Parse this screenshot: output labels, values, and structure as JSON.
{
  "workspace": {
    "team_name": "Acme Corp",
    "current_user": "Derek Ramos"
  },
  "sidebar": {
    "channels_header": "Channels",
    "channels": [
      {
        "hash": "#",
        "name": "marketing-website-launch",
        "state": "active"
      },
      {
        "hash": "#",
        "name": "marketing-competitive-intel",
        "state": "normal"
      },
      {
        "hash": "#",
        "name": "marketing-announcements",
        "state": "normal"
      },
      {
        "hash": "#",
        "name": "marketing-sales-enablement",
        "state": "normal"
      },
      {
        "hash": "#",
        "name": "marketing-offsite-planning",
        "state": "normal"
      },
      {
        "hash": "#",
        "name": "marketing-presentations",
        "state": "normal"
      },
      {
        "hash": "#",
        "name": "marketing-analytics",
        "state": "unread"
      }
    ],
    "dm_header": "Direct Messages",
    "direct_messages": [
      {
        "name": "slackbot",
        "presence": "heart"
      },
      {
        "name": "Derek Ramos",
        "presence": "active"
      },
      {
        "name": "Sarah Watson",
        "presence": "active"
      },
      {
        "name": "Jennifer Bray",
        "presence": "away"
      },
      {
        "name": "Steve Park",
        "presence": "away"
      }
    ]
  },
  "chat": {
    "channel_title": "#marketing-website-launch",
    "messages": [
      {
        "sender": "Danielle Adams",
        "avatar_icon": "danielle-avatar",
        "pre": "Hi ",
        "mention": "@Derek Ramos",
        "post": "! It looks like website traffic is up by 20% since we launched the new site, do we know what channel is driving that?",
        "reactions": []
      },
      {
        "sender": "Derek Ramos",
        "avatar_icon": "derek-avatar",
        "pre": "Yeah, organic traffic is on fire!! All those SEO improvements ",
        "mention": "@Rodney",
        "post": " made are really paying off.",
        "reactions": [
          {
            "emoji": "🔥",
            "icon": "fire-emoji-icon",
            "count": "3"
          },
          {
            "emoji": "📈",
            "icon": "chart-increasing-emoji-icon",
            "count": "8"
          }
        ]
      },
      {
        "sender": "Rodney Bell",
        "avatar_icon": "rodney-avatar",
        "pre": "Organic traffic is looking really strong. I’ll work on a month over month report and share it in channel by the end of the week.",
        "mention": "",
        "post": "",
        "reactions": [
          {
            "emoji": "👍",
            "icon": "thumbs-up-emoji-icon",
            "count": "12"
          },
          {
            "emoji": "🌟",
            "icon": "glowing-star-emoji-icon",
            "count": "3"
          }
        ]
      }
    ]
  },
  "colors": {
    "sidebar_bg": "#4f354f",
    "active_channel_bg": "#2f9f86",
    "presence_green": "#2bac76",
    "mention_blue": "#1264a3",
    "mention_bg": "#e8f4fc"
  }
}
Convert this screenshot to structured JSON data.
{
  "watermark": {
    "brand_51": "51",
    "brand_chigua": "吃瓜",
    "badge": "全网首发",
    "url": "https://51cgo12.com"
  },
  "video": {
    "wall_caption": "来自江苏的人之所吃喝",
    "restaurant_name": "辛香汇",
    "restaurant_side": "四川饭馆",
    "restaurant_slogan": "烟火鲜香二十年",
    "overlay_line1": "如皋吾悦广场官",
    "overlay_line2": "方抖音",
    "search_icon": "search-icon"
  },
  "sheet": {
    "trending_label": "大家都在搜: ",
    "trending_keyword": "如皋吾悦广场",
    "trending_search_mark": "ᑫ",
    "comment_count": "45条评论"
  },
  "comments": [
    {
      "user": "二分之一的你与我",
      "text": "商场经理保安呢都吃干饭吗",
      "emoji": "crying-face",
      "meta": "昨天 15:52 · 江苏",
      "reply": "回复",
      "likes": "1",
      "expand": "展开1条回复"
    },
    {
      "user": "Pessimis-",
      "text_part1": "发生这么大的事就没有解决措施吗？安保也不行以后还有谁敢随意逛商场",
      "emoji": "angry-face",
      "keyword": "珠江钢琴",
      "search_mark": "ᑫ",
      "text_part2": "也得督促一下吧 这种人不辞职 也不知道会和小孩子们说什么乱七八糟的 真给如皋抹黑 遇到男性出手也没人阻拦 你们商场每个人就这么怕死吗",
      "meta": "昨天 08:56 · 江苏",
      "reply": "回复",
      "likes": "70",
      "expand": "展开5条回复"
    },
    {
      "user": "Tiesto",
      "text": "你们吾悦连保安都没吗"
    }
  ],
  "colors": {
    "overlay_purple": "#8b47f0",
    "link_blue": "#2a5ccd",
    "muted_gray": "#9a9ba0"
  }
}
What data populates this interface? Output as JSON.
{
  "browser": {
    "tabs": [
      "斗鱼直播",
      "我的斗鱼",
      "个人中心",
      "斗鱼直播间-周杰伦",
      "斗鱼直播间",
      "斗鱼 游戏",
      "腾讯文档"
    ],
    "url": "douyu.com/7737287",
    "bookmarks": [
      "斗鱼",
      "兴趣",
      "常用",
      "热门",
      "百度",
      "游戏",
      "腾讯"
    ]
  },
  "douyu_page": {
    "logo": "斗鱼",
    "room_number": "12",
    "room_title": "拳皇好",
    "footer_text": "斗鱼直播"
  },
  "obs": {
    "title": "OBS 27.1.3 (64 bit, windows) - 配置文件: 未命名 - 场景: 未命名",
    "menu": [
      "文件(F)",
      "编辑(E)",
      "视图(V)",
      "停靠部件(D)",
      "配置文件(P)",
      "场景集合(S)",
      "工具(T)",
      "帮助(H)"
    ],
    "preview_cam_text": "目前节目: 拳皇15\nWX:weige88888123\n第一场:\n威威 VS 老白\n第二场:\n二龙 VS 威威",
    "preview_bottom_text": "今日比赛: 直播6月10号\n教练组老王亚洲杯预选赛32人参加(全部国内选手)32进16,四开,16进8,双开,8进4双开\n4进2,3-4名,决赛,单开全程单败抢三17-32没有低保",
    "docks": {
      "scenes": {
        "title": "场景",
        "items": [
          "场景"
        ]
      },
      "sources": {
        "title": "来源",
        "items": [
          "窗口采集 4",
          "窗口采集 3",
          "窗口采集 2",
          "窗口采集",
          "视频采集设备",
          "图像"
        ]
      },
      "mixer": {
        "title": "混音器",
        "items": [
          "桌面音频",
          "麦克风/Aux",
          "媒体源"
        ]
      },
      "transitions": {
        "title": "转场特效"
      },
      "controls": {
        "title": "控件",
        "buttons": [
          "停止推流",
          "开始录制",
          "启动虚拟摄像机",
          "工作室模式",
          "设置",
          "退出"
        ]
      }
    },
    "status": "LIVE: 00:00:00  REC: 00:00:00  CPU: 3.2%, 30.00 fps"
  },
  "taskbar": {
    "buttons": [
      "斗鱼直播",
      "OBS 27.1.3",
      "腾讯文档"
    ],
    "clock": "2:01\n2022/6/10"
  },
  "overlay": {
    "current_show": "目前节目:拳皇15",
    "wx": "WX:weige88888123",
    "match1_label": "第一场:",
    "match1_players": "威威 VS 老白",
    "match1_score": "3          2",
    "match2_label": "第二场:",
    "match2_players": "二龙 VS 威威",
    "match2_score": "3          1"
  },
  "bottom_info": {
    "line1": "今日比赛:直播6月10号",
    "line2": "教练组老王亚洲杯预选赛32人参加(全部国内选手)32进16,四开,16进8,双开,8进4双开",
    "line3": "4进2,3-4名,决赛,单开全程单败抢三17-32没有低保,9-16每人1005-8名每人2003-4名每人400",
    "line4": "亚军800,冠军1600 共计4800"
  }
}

• Task to complete
Tell how many lines hold the string "post", giving the number and nothing else.

• Answer in full
3